Copy every entry precisely.

____________________

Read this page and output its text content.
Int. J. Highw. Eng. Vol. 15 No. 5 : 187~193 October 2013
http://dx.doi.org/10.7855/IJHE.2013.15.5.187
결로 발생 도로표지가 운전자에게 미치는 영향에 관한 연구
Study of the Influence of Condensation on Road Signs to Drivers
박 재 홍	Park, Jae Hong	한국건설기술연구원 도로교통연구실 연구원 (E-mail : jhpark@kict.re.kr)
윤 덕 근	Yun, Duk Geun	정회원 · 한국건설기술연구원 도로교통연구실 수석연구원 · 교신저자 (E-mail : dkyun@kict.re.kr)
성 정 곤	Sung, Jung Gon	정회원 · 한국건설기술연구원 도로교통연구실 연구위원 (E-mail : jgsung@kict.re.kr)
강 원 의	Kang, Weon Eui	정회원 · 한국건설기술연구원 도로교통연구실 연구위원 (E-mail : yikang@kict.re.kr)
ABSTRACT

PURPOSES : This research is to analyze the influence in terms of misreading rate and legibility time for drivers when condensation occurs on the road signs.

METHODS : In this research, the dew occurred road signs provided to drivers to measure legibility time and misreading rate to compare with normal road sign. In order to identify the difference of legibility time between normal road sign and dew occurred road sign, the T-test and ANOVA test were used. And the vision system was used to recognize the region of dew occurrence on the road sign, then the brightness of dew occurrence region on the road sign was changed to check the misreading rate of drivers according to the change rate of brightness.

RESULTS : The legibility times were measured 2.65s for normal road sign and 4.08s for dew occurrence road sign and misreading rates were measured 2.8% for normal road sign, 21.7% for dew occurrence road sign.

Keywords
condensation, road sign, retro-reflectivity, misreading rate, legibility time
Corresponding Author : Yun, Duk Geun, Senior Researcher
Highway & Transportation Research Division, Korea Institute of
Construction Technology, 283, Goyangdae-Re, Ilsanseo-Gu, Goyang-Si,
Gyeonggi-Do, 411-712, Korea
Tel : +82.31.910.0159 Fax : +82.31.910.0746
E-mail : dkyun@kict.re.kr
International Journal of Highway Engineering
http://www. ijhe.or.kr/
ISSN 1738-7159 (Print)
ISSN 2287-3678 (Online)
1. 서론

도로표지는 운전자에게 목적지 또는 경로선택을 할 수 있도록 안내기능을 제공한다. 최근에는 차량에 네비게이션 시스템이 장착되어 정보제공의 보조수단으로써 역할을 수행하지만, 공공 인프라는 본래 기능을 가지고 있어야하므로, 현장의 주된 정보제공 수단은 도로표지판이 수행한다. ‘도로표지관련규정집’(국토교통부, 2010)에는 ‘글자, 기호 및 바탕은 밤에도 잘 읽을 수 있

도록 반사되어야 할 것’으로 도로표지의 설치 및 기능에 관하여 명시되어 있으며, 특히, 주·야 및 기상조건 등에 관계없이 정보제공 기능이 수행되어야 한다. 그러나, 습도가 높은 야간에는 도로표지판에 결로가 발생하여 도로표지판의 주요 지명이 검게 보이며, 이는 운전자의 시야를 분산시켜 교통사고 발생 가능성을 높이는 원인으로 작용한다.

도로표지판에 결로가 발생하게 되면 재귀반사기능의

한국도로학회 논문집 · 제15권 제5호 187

____________________

## [EXERCISE ANSWER]
Read this page and output its text content.
Int. J. Highw. Eng. Vol. 15 No. 5 : 187~193 October 2013
http://dx.doi.org/10.7855/IJHE.2013.15.5.187
결로 발생 도로표지가 운전자에게 미치는 영향에 관한 연구
Study of the Influence of Condensation on Road Signs to Drivers
박 재 홍	Park, Jae Hong	한국건설기술연구원 도로교통연구실 연구원 (E-mail : jhpark@kict.re.kr)
윤 덕 근	Yun, Duk Geun	정회원 · 한국건설기술연구원 도로교통연구실 수석연구원 · 교신저자 (E-mail : dkyun@kict.re.kr)
성 정 곤	Sung, Jung Gon	정회원 · 한국건설기술연구원 도로교통연구실 연구위원 (E-mail : jgsung@kict.re.kr)
강 원 의	Kang, Weon Eui	정회원 · 한국건설기술연구원 도로교통연구실 연구위원 (E-mail : yikang@kict.re.kr)
ABSTRACT

PURPOSES : This research is to analyze the influence in terms of misreading rate and legibility time for drivers when condensation occurs on the road signs.

METHODS : In this research, the dew occurred road signs provided to drivers to measure legibility time and misreading rate to compare with normal road sign. In order to identify the difference of legibility time between normal road sign and dew occurred road sign, the T-test and ANOVA test were used. And the vision system was used to recognize the region of dew occurrence on the road sign, then the brightness of dew occurrence region on the road sign was changed to check the misreading rate of drivers according to the change rate of brightness.

RESULTS : The legibility times were measured 2.65s for normal road sign and 4.08s for dew occurrence road sign and misreading rates were measured 2.8% for normal road sign, 21.7% for dew occurrence road sign.

Keywords
condensation, road sign, retro-reflectivity, misreading rate, legibility time
Corresponding Author : Yun, Duk Geun, Senior Researcher
Highway & Transportation Research Division, Korea Institute of
Construction Technology, 283, Goyangdae-Re, Ilsanseo-Gu, Goyang-Si,
Gyeonggi-Do, 411-712, Korea
Tel : +82.31.910.0159 Fax : +82.31.910.0746
E-mail : dkyun@kict.re.kr
International Journal of Highway Engineering
http://www. ijhe.or.kr/
ISSN 1738-7159 (Print)
ISSN 2287-3678 (Online)
1. 서론

도로표지는 운전자에게 목적지 또는 경로선택을 할 수 있도록 안내기능을 제공한다. 최근에는 차량에 네비게이션 시스템이 장착되어 정보제공의 보조수단으로써 역할을 수행하지만, 공공 인프라는 본래 기능을 가지고 있어야하므로, 현장의 주된 정보제공 수단은 도로표지판이 수행한다. ‘도로표지관련규정집’(국토교통부, 2010)에는 ‘글자, 기호 및 바탕은 밤에도 잘 읽을 수 있

도록 반사되어야 할 것’으로 도로표지의 설치 및 기능에 관하여 명시되어 있으며, 특히, 주·야 및 기상조건 등에 관계없이 정보제공 기능이 수행되어야 한다. 그러나, 습도가 높은 야간에는 도로표지판에 결로가 발생하여 도로표지판의 주요 지명이 검게 보이며, 이는 운전자의 시야를 분산시켜 교통사고 발생 가능성을 높이는 원인으로 작용한다.

도로표지판에 결로가 발생하게 되면 재귀반사기능의

한국도로학회 논문집 · 제15권 제5호 187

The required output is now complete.